>>>

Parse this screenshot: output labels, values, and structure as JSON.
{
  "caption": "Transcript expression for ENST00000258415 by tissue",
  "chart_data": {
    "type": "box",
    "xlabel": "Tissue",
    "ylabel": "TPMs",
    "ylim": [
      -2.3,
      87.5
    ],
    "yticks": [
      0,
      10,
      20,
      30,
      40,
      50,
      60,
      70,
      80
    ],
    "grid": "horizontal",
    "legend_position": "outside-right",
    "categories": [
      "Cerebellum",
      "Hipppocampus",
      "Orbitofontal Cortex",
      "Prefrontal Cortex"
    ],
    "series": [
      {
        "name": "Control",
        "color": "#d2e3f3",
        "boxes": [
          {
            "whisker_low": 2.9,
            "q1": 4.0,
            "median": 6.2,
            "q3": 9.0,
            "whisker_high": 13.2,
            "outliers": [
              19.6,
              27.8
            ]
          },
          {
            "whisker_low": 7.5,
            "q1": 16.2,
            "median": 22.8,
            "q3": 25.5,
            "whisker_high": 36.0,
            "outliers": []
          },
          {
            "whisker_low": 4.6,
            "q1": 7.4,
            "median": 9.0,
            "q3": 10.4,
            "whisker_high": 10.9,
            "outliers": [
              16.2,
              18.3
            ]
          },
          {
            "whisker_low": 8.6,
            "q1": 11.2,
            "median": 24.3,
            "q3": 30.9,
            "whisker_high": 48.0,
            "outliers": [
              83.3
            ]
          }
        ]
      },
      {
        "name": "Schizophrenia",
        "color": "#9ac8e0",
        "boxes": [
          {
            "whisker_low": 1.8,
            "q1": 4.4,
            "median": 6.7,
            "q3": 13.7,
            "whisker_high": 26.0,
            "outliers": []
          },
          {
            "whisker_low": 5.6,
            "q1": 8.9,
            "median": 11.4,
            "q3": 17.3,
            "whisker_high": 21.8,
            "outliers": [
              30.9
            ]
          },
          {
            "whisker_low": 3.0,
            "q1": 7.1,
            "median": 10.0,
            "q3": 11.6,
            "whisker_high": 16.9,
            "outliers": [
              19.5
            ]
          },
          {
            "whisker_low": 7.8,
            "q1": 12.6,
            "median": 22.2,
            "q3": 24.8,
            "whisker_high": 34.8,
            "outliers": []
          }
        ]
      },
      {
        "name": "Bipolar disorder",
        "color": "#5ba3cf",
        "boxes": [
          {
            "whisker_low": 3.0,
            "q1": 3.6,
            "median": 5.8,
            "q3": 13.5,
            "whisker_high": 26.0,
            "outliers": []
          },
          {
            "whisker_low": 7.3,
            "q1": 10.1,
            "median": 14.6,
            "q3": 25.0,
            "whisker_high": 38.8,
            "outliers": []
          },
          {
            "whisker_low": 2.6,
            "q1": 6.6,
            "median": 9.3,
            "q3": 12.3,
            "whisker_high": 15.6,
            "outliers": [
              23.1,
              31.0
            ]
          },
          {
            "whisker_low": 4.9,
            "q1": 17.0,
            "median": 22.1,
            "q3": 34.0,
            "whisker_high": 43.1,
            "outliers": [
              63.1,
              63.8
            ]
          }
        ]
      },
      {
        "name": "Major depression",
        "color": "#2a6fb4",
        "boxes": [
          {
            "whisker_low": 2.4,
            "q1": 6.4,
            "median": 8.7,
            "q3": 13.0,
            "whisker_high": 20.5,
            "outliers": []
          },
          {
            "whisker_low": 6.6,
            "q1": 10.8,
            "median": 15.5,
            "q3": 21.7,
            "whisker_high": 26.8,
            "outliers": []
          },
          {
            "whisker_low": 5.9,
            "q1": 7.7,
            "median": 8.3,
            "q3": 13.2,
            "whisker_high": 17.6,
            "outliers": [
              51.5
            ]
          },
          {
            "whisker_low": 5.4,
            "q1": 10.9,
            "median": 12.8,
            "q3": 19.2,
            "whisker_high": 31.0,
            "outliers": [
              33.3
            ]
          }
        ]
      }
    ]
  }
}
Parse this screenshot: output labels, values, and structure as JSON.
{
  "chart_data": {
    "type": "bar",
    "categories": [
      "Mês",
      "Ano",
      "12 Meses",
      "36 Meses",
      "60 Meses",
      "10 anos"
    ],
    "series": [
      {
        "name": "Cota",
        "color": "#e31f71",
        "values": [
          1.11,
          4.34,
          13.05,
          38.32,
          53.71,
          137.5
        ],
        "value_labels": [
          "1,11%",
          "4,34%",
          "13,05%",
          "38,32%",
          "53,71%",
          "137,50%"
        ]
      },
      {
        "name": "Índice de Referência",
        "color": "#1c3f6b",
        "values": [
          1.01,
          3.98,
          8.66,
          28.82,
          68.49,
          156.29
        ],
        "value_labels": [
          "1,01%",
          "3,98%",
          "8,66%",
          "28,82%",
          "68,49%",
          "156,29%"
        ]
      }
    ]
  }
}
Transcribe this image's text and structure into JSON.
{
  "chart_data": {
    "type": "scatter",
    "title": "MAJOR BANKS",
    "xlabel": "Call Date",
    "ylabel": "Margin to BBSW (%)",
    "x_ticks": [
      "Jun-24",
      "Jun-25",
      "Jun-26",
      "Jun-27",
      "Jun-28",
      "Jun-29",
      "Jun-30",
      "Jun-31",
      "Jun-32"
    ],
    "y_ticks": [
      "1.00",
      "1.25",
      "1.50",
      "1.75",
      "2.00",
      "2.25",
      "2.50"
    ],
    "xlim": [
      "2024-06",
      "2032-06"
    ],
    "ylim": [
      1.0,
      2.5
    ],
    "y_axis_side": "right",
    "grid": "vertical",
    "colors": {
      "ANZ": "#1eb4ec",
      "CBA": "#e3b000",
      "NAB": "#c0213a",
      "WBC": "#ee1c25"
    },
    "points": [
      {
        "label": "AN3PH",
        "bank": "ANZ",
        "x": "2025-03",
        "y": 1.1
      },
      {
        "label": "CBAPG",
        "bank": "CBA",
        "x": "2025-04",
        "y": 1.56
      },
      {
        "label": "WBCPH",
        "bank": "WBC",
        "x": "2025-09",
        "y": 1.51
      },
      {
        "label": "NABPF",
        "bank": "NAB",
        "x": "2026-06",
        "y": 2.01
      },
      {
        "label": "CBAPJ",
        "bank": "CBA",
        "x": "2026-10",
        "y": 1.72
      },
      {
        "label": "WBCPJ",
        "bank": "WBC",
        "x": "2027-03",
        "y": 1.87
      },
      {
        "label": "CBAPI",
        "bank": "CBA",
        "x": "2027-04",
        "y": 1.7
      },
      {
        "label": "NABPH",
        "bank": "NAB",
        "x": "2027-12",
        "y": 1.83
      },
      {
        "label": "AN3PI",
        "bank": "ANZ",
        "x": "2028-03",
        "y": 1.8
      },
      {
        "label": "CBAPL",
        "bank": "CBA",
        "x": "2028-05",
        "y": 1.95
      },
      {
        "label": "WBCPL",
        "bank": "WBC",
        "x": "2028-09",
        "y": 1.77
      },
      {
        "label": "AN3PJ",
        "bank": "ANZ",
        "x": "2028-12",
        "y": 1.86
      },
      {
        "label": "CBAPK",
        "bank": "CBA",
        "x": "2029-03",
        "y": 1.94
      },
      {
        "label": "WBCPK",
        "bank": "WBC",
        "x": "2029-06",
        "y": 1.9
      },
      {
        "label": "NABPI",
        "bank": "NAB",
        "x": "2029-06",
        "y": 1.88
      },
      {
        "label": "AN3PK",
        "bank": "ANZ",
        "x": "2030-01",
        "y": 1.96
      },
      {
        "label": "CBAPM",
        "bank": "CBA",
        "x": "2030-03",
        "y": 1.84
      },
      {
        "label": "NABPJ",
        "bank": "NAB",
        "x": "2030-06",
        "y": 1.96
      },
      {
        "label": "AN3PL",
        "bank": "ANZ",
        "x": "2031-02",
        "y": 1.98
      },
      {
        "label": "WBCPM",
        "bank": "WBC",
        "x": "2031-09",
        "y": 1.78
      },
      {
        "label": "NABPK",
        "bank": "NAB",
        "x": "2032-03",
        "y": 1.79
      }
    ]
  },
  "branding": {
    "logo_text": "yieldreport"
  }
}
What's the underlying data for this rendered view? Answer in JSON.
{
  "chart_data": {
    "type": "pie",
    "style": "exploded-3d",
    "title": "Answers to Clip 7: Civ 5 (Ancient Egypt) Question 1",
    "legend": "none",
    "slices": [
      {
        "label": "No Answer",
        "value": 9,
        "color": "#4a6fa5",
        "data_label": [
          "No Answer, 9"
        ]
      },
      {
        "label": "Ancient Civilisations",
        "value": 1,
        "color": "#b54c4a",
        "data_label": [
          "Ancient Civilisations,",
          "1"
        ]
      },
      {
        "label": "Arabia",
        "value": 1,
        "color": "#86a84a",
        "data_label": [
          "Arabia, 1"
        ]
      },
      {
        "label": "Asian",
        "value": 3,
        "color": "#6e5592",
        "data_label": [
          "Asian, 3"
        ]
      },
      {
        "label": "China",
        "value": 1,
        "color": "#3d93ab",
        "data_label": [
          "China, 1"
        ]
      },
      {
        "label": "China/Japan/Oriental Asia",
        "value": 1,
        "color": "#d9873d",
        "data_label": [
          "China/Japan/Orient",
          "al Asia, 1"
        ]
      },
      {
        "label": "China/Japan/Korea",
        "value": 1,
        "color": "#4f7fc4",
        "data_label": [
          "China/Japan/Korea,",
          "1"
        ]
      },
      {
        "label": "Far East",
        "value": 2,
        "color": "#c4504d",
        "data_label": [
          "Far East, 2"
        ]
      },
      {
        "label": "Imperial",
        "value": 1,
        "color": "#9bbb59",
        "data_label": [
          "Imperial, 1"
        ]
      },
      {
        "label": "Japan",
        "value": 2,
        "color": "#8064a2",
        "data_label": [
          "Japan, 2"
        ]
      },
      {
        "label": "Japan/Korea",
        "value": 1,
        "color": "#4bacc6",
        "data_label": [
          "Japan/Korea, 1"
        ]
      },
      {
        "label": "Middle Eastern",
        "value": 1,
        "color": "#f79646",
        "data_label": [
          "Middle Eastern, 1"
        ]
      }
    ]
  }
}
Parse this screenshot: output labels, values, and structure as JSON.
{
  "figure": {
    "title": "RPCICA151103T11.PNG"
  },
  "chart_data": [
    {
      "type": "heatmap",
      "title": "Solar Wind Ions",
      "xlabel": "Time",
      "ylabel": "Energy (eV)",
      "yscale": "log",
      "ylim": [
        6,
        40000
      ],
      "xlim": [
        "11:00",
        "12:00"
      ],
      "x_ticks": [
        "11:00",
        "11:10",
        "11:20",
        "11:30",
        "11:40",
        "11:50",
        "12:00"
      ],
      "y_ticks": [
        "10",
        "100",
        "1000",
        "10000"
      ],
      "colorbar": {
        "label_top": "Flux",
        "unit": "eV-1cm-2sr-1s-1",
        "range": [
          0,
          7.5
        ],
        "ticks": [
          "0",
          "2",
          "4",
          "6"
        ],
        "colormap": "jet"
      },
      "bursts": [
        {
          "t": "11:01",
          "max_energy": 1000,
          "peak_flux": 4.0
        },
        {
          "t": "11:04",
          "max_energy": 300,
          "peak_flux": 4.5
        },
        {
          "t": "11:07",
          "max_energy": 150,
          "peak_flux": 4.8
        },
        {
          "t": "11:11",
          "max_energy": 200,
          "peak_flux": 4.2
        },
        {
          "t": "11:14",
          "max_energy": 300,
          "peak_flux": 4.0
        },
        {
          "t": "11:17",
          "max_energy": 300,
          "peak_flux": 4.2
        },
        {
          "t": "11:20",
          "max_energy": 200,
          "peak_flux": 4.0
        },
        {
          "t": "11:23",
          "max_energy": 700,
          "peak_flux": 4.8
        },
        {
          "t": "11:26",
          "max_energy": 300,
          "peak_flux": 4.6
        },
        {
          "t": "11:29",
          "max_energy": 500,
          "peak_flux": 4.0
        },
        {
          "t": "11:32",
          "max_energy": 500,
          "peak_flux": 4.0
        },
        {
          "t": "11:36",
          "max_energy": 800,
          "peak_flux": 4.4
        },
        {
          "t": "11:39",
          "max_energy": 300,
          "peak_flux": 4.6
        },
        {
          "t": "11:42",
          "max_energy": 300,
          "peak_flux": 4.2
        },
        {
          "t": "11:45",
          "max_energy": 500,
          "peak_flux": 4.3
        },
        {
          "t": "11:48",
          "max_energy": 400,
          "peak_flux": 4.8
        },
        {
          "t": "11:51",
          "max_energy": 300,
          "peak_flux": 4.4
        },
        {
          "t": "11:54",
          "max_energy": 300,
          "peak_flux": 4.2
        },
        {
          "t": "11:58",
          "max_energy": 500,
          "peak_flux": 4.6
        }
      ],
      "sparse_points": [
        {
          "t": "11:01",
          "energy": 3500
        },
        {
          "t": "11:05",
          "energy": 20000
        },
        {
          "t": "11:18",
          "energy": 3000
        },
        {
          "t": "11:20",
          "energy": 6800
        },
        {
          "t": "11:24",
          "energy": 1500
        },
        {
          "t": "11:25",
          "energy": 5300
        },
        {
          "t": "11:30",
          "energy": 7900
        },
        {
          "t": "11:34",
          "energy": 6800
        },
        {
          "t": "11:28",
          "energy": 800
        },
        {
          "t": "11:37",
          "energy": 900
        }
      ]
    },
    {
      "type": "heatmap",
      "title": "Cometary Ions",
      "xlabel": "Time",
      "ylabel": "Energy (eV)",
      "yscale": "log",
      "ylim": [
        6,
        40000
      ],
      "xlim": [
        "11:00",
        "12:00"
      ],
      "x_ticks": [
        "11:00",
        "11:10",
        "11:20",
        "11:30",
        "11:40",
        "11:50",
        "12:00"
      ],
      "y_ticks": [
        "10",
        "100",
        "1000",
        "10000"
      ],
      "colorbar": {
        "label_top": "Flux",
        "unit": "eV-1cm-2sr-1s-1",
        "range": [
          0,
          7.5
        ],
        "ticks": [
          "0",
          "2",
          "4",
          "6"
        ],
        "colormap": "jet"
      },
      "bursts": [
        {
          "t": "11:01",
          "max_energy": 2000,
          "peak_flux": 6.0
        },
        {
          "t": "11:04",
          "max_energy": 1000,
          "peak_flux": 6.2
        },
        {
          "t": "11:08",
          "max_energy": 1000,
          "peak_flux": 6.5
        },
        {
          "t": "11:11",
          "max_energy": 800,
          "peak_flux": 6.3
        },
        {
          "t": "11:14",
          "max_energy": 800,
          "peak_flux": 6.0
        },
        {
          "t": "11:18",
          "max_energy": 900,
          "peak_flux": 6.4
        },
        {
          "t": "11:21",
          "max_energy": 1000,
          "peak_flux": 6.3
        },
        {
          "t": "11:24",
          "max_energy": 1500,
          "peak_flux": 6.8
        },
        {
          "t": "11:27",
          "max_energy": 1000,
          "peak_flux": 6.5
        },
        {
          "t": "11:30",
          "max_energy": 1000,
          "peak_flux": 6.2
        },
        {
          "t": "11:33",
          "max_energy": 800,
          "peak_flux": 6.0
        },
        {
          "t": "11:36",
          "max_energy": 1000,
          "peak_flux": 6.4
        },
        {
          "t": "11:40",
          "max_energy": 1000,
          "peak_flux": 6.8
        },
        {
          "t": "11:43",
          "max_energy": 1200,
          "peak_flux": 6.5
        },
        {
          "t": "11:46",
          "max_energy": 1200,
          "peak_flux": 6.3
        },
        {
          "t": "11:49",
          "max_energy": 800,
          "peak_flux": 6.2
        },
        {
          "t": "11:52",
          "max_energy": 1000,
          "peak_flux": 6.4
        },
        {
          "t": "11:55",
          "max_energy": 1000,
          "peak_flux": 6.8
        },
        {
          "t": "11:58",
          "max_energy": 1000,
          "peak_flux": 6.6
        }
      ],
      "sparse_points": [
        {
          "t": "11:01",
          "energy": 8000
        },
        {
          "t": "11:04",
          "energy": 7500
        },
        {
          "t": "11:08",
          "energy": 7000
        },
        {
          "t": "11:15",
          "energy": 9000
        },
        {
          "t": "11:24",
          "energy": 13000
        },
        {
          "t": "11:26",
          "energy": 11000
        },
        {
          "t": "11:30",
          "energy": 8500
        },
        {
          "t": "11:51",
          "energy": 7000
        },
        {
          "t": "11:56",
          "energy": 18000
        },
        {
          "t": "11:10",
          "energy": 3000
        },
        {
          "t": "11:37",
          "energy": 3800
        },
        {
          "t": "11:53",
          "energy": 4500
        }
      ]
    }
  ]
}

<<<

YOUR OBJECTIVE = Of the lines in the listing above, how many hold the string "xlabel"? Reply with the number only.

EXERCISE OUTPUT = 4